Short problem:
Retype the line in which "What text is on this page?" appears, then every line after it until the records end. Leave out the pictures.

* * *

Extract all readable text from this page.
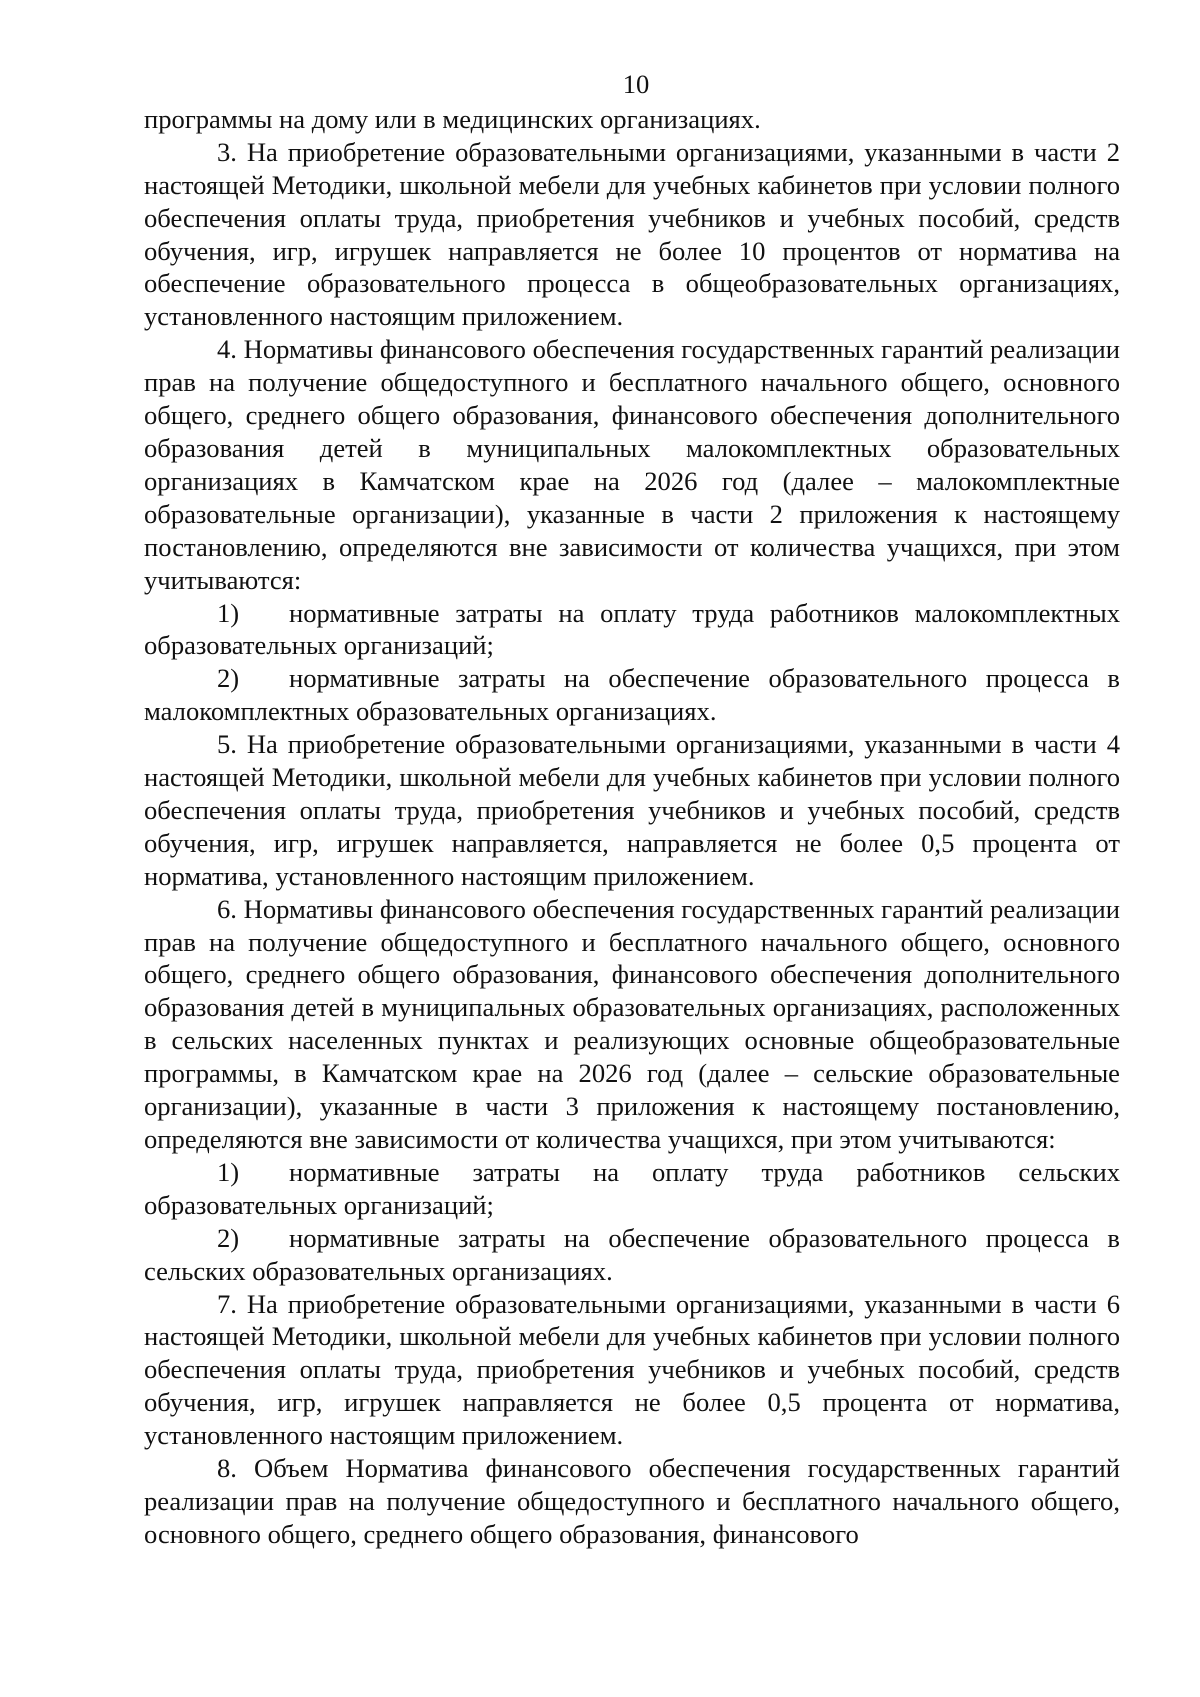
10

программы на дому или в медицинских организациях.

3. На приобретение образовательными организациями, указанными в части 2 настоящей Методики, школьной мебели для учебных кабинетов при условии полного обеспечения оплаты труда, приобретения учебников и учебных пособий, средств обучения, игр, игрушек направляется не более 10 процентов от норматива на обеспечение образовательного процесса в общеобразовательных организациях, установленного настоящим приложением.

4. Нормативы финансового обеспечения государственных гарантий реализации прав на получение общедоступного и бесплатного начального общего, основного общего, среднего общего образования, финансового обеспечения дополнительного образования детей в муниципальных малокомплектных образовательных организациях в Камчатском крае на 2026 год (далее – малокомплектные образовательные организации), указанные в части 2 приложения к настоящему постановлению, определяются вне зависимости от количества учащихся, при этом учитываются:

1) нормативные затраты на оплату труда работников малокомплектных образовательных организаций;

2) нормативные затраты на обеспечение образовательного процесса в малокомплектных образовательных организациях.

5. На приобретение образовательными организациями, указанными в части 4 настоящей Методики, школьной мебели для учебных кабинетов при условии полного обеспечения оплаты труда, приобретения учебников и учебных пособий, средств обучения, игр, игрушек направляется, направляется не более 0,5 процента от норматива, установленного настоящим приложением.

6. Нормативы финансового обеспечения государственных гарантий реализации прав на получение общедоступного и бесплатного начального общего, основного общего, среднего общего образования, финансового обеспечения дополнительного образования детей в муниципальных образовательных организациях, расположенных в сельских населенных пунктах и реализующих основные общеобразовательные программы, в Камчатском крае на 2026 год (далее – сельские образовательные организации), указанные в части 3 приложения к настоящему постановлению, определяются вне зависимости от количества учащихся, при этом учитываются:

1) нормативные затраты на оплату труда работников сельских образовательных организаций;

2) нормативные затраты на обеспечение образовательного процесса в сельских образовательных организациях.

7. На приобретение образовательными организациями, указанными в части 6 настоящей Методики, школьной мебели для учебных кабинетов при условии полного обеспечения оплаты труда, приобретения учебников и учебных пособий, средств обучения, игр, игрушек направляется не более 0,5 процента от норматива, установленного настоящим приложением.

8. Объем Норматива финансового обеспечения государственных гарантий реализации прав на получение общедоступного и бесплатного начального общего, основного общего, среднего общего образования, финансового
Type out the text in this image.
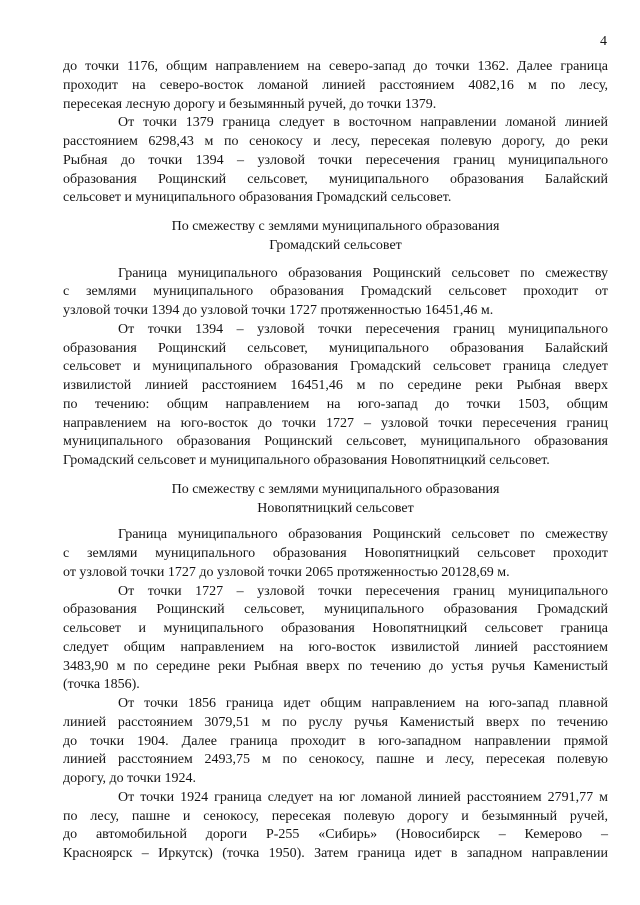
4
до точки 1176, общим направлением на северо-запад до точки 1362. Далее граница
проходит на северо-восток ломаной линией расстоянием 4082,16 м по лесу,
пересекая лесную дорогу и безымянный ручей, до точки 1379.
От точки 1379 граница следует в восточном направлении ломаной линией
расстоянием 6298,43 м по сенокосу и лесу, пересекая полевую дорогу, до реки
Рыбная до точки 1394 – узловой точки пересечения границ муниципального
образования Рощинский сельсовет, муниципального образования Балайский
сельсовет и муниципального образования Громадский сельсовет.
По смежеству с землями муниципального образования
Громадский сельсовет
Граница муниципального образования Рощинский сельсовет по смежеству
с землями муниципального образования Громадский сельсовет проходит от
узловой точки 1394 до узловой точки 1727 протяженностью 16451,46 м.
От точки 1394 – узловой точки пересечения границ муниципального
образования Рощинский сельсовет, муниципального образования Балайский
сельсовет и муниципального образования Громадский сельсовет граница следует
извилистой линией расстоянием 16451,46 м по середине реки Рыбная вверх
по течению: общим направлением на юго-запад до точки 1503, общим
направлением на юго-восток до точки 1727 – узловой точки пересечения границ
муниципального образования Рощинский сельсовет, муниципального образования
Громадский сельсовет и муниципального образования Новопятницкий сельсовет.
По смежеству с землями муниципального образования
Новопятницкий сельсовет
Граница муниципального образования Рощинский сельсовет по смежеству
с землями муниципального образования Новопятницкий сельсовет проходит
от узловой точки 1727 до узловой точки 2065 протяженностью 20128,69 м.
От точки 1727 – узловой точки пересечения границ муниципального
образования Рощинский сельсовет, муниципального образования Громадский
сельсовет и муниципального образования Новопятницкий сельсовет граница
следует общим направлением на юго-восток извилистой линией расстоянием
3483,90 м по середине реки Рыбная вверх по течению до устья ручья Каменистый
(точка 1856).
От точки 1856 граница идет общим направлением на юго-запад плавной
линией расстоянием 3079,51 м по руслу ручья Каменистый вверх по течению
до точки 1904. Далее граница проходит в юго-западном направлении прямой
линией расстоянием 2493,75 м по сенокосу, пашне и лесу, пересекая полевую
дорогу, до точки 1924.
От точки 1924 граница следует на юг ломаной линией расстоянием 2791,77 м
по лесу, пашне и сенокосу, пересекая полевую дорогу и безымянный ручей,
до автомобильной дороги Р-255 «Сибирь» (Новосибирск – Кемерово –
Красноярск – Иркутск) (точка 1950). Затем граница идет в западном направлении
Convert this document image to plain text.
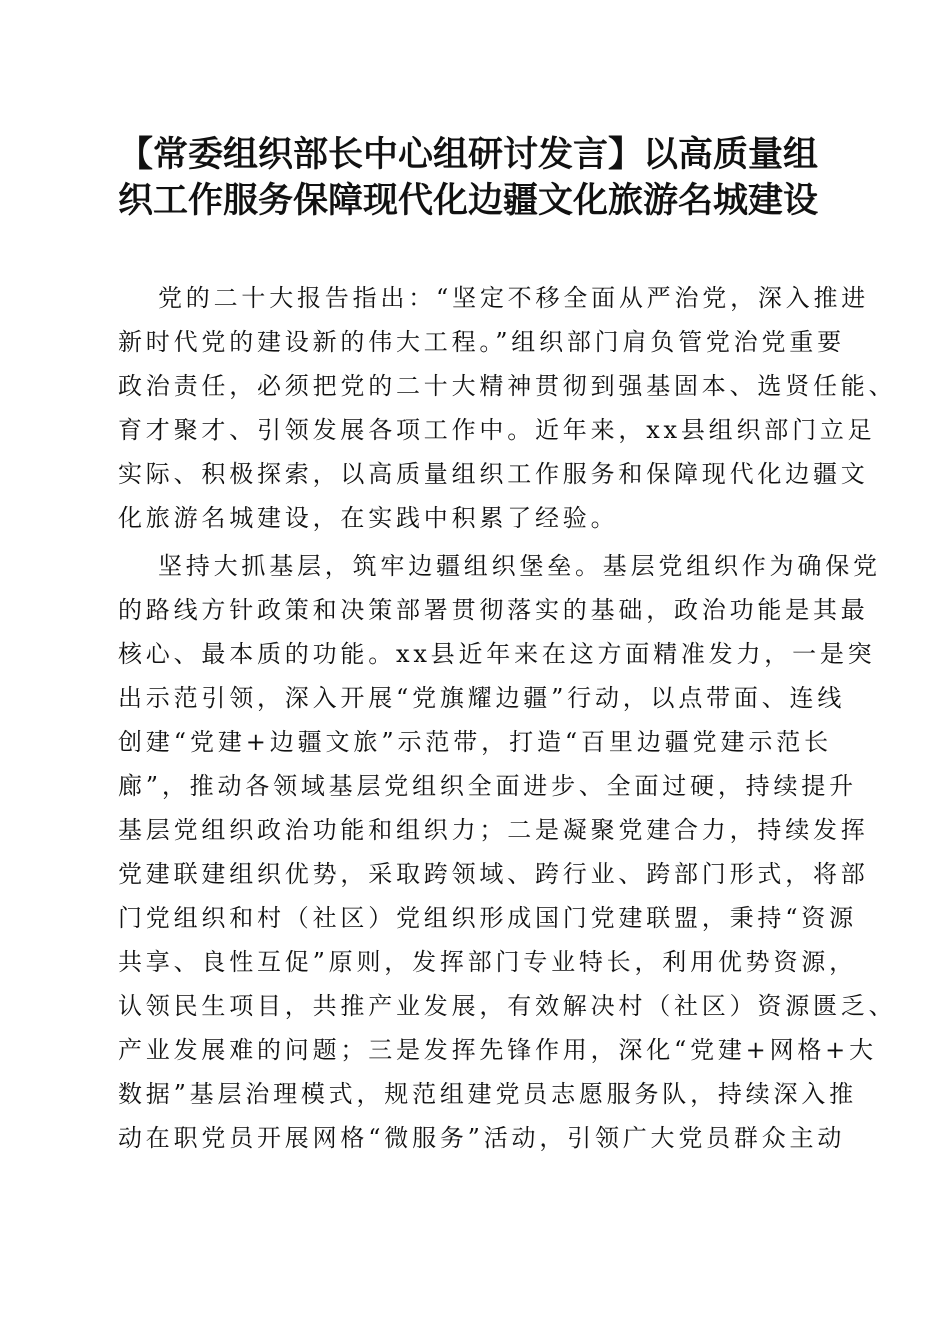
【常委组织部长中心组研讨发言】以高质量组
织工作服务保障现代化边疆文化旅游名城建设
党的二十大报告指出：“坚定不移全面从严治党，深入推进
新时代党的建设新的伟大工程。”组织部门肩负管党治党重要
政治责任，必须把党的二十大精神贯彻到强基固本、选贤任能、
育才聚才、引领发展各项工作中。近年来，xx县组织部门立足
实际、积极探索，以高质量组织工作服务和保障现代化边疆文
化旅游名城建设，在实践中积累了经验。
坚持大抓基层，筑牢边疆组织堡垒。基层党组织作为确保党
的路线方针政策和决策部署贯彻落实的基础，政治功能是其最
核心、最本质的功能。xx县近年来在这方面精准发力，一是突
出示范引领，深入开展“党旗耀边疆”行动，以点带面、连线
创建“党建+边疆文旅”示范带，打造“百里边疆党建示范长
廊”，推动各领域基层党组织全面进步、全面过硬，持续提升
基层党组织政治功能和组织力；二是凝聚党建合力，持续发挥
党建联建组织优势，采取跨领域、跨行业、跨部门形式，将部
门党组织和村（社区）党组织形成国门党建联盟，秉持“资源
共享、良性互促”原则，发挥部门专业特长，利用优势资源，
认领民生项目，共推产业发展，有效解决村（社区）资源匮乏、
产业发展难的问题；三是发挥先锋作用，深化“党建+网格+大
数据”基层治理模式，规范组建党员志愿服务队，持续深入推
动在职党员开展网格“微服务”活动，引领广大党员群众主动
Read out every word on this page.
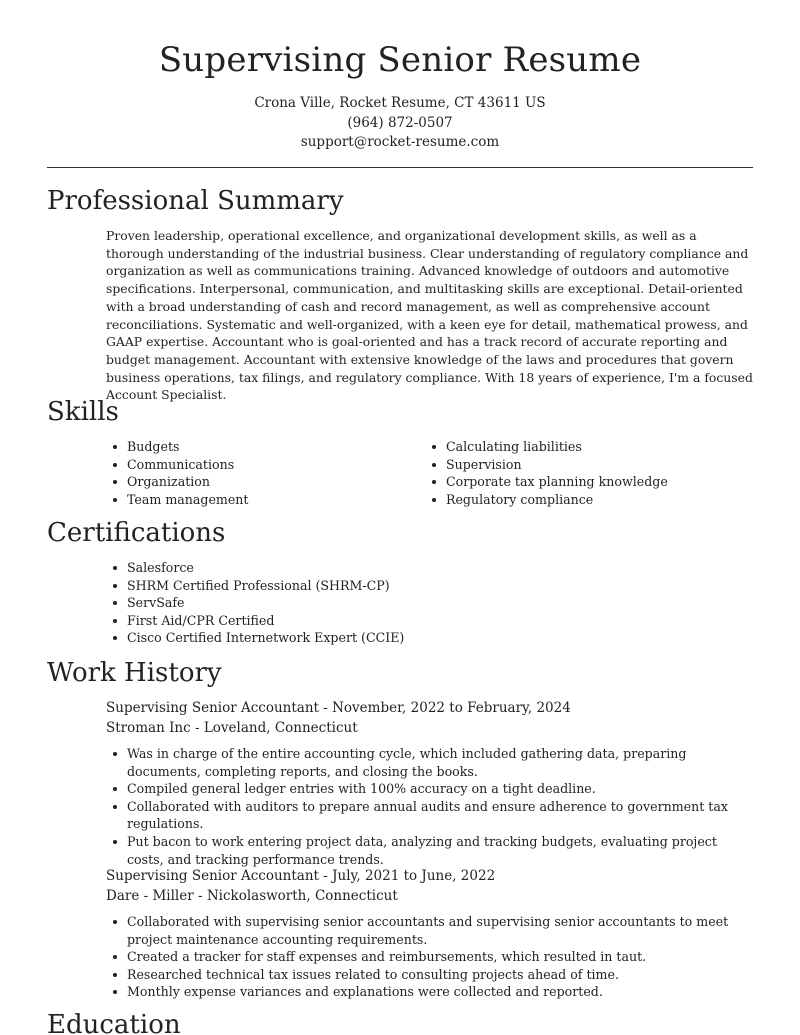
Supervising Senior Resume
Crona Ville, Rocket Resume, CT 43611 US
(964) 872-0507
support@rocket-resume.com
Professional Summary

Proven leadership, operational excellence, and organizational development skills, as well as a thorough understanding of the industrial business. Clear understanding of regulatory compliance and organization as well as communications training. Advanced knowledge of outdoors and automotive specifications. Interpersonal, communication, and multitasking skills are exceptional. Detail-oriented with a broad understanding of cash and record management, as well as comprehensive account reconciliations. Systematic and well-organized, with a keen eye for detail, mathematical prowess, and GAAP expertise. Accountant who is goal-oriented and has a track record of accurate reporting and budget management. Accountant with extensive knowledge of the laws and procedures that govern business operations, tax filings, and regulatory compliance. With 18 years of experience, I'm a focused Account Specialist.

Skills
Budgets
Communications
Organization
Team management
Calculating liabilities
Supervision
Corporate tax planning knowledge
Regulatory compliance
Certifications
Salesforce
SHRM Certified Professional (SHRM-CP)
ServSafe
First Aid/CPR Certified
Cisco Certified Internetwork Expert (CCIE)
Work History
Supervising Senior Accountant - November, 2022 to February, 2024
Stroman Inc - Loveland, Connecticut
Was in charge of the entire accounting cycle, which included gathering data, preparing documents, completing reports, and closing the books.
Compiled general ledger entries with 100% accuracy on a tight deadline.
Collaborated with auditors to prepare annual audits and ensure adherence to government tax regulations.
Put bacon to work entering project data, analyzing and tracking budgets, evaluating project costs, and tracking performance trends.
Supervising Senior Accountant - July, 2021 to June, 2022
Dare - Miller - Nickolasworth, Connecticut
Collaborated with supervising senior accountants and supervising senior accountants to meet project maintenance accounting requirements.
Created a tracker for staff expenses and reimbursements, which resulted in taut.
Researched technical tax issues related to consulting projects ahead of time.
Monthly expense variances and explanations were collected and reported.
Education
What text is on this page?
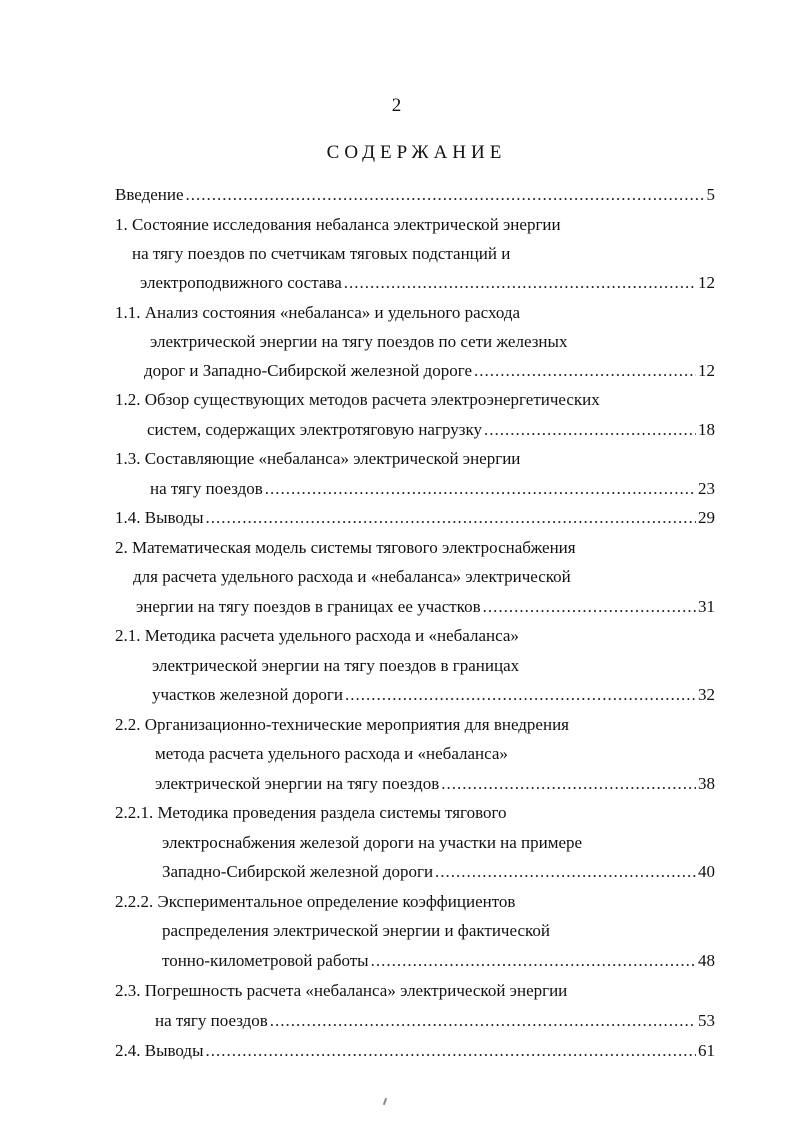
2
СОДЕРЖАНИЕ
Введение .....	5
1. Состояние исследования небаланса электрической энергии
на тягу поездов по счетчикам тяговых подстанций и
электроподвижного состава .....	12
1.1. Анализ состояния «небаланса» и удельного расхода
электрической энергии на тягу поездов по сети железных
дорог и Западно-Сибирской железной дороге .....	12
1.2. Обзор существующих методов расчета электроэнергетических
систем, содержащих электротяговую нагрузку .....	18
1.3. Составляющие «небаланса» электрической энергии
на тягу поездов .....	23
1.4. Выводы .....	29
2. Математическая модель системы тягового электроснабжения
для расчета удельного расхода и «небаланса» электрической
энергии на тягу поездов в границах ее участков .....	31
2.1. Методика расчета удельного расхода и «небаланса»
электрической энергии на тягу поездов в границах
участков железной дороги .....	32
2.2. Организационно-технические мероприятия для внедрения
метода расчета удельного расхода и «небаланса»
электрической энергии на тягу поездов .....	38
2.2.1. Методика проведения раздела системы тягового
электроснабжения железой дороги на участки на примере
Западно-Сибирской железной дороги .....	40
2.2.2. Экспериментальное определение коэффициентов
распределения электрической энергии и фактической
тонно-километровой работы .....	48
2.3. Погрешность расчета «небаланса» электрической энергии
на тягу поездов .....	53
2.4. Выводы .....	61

* * *

Correct answer:
What text is on this page?
2
СОДЕРЖАНИЕ
Введение .....	5
1. Состояние исследования небаланса электрической энергии
на тягу поездов по счетчикам тяговых подстанций и
электроподвижного состава .....	12
1.1. Анализ состояния «небаланса» и удельного расхода
электрической энергии на тягу поездов по сети железных
дорог и Западно-Сибирской железной дороге .....	12
1.2. Обзор существующих методов расчета электроэнергетических
систем, содержащих электротяговую нагрузку .....	18
1.3. Составляющие «небаланса» электрической энергии
на тягу поездов .....	23
1.4. Выводы .....	29
2. Математическая модель системы тягового электроснабжения
для расчета удельного расхода и «небаланса» электрической
энергии на тягу поездов в границах ее участков .....	31
2.1. Методика расчета удельного расхода и «небаланса»
электрической энергии на тягу поездов в границах
участков железной дороги .....	32
2.2. Организационно-технические мероприятия для внедрения
метода расчета удельного расхода и «небаланса»
электрической энергии на тягу поездов .....	38
2.2.1. Методика проведения раздела системы тягового
электроснабжения железой дороги на участки на примере
Западно-Сибирской железной дороги .....	40
2.2.2. Экспериментальное определение коэффициентов
распределения электрической энергии и фактической
тонно-километровой работы .....	48
2.3. Погрешность расчета «небаланса» электрической энергии
на тягу поездов .....	53
2.4. Выводы .....	61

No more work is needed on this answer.